** Your objective **
The listing below is to be output in its exact form.

Dataset entries on figures:
--------

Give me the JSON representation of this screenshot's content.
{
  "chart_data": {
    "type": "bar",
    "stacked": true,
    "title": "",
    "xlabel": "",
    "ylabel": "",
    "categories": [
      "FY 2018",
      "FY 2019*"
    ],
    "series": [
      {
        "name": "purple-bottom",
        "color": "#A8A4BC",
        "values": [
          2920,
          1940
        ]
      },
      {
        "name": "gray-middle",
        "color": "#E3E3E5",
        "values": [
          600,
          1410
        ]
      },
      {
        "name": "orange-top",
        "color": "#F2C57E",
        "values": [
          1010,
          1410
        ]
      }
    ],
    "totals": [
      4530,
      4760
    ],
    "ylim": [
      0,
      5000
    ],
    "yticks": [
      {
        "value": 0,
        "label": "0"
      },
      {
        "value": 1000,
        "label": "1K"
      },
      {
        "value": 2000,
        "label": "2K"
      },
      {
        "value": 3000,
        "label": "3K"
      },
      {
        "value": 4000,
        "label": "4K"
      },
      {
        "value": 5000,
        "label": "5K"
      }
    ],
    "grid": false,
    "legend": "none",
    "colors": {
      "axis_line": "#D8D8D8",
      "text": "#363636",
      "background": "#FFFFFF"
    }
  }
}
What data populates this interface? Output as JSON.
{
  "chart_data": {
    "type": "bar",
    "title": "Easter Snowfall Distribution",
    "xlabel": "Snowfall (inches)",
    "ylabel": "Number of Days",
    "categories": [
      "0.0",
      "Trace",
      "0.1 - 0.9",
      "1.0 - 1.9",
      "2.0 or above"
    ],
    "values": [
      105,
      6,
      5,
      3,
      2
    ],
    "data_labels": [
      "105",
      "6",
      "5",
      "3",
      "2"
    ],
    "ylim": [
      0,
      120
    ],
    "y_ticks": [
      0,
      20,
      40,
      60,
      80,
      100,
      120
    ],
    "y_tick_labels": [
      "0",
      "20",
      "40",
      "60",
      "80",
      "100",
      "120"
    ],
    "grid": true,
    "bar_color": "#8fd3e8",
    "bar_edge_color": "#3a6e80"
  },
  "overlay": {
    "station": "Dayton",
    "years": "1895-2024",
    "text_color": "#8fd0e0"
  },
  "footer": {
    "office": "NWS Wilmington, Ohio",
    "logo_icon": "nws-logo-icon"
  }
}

--------

** Response to this exercise **
Give me the JSON representation of this screenshot's content.
{
  "chart_data": {
    "type": "bar",
    "stacked": true,
    "title": "",
    "xlabel": "",
    "ylabel": "",
    "categories": [
      "FY 2018",
      "FY 2019*"
    ],
    "series": [
      {
        "name": "purple-bottom",
        "color": "#A8A4BC",
        "values": [
          2920,
          1940
        ]
      },
      {
        "name": "gray-middle",
        "color": "#E3E3E5",
        "values": [
          600,
          1410
        ]
      },
      {
        "name": "orange-top",
        "color": "#F2C57E",
        "values": [
          1010,
          1410
        ]
      }
    ],
    "totals": [
      4530,
      4760
    ],
    "ylim": [
      0,
      5000
    ],
    "yticks": [
      {
        "value": 0,
        "label": "0"
      },
      {
        "value": 1000,
        "label": "1K"
      },
      {
        "value": 2000,
        "label": "2K"
      },
      {
        "value": 3000,
        "label": "3K"
      },
      {
        "value": 4000,
        "label": "4K"
      },
      {
        "value": 5000,
        "label": "5K"
      }
    ],
    "grid": false,
    "legend": "none",
    "colors": {
      "axis_line": "#D8D8D8",
      "text": "#363636",
      "background": "#FFFFFF"
    }
  }
}
What data populates this interface? Output as JSON.
{
  "chart_data": {
    "type": "bar",
    "title": "Easter Snowfall Distribution",
    "xlabel": "Snowfall (inches)",
    "ylabel": "Number of Days",
    "categories": [
      "0.0",
      "Trace",
      "0.1 - 0.9",
      "1.0 - 1.9",
      "2.0 or above"
    ],
    "values": [
      105,
      6,
      5,
      3,
      2
    ],
    "data_labels": [
      "105",
      "6",
      "5",
      "3",
      "2"
    ],
    "ylim": [
      0,
      120
    ],
    "y_ticks": [
      0,
      20,
      40,
      60,
      80,
      100,
      120
    ],
    "y_tick_labels": [
      "0",
      "20",
      "40",
      "60",
      "80",
      "100",
      "120"
    ],
    "grid": true,
    "bar_color": "#8fd3e8",
    "bar_edge_color": "#3a6e80"
  },
  "overlay": {
    "station": "Dayton",
    "years": "1895-2024",
    "text_color": "#8fd0e0"
  },
  "footer": {
    "office": "NWS Wilmington, Ohio",
    "logo_icon": "nws-logo-icon"
  }
}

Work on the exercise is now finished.